Short exercise → Identify each line holding the string "собственности" and copy it.

Data excerpts:
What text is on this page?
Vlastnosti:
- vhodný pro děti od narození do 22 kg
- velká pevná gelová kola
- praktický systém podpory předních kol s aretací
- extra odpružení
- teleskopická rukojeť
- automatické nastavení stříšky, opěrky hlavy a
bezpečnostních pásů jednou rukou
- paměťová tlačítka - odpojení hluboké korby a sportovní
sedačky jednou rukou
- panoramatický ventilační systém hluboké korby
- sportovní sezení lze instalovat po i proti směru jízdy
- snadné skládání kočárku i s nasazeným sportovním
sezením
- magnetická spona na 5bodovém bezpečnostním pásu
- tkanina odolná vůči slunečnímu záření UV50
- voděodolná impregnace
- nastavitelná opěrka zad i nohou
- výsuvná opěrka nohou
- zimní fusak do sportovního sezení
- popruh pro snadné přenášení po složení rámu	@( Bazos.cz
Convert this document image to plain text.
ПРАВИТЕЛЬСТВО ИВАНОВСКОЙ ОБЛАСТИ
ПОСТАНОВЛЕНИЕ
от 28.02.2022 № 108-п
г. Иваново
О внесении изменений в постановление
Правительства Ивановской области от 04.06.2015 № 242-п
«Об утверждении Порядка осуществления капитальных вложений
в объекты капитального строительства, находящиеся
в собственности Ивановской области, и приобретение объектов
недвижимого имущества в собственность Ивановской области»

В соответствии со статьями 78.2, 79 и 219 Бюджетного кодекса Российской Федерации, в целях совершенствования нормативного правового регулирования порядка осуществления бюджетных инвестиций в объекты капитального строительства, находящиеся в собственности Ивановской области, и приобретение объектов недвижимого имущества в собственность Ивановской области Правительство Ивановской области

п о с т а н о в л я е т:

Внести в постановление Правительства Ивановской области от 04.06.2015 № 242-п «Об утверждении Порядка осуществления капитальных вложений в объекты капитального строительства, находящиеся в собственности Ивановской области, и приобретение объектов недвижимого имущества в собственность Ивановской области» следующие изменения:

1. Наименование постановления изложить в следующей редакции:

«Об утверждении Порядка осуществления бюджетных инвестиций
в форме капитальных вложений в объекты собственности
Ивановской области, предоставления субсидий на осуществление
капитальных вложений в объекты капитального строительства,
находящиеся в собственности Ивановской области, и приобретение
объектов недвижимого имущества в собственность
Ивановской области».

Written solution →
в собственности Ивановской области, и приобретение объектов
В соответствии со статьями 78.2, 79 и 219 Бюджетного кодекса Российской Федерации, в целях совершенствования нормативного правового регулирования порядка осуществления бюджетных инвестиций в объекты капитального строительства, находящиеся в собственности Ивановской области, и приобретение объектов недвижимого имущества в собственность Ивановской области Правительство Ивановской области
Внести в постановление Правительства Ивановской области от 04.06.2015 № 242-п «Об утверждении Порядка осуществления капитальных вложений в объекты капитального строительства, находящиеся в собственности Ивановской области, и приобретение объектов недвижимого имущества в собственность Ивановской области» следующие изменения:
в форме капитальных вложений в объекты собственности
находящиеся в собственности Ивановской области, и приобретение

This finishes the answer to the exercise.